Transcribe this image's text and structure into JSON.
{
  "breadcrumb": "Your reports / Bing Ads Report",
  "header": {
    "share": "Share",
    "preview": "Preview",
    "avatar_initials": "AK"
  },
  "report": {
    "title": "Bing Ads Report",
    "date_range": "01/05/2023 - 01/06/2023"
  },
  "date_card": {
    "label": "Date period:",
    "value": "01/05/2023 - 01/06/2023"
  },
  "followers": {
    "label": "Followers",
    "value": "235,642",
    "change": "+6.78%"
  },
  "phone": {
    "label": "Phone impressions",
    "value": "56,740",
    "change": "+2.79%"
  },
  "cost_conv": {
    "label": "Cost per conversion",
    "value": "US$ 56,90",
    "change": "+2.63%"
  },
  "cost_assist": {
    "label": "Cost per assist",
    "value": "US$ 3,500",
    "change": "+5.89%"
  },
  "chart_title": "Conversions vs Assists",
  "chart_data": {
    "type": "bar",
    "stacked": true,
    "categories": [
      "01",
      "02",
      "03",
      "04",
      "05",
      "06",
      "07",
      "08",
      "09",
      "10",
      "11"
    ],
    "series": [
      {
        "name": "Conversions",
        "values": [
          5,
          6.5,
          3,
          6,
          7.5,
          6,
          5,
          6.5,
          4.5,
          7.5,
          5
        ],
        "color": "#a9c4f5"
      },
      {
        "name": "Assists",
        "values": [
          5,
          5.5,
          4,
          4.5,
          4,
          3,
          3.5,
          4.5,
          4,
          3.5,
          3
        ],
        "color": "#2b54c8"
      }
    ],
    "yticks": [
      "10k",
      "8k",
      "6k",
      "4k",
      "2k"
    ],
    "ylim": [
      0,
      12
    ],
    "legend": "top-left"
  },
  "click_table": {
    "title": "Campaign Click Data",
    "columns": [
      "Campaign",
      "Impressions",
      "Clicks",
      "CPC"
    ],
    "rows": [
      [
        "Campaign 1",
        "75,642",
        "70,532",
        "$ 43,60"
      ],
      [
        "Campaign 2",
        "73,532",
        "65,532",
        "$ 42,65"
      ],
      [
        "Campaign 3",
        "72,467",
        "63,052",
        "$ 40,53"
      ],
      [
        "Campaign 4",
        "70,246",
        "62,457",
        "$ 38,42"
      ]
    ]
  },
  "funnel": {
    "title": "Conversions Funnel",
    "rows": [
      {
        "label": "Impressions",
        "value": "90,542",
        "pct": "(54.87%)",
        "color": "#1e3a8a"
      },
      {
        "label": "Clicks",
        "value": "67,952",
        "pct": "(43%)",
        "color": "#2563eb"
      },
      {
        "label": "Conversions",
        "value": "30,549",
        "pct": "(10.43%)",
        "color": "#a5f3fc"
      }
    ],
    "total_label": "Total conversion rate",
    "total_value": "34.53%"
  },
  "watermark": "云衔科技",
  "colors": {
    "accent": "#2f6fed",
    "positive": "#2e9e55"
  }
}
====
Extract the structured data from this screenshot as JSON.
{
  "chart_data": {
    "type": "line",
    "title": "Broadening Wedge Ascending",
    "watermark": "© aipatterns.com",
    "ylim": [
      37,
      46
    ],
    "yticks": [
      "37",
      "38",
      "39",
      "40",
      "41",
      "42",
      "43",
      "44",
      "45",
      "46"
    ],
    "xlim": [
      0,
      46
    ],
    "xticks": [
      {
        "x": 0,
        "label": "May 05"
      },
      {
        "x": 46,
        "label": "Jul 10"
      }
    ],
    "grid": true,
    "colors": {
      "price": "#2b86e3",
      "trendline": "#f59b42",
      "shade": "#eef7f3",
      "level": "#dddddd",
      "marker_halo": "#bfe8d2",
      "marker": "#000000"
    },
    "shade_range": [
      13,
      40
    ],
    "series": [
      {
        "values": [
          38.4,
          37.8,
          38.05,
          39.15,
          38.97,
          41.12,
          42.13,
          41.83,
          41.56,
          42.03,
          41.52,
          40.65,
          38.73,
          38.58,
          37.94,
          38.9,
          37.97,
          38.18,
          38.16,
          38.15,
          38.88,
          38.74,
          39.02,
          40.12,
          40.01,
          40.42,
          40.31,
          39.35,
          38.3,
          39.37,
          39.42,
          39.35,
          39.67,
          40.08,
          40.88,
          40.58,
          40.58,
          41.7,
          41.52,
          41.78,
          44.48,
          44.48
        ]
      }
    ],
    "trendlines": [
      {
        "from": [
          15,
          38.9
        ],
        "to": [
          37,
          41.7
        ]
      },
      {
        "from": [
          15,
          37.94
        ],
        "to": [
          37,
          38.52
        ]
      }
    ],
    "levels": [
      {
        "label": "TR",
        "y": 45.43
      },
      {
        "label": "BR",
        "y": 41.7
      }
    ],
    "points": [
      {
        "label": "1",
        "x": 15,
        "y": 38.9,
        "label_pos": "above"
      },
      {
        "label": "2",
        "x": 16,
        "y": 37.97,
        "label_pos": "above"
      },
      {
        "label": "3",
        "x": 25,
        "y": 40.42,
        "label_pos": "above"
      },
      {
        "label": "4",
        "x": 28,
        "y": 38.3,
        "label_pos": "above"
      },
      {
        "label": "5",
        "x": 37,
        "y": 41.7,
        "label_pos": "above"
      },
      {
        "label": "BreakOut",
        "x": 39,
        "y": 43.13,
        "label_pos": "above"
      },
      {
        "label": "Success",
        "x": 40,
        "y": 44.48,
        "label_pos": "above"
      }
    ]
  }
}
====
Collect the lines of the records that include the string "Campaign".

§ **Full response**:
    "title": "Campaign Click Data",
      "Campaign",
        "Campaign 1",
        "Campaign 2",
        "Campaign 3",
        "Campaign 4",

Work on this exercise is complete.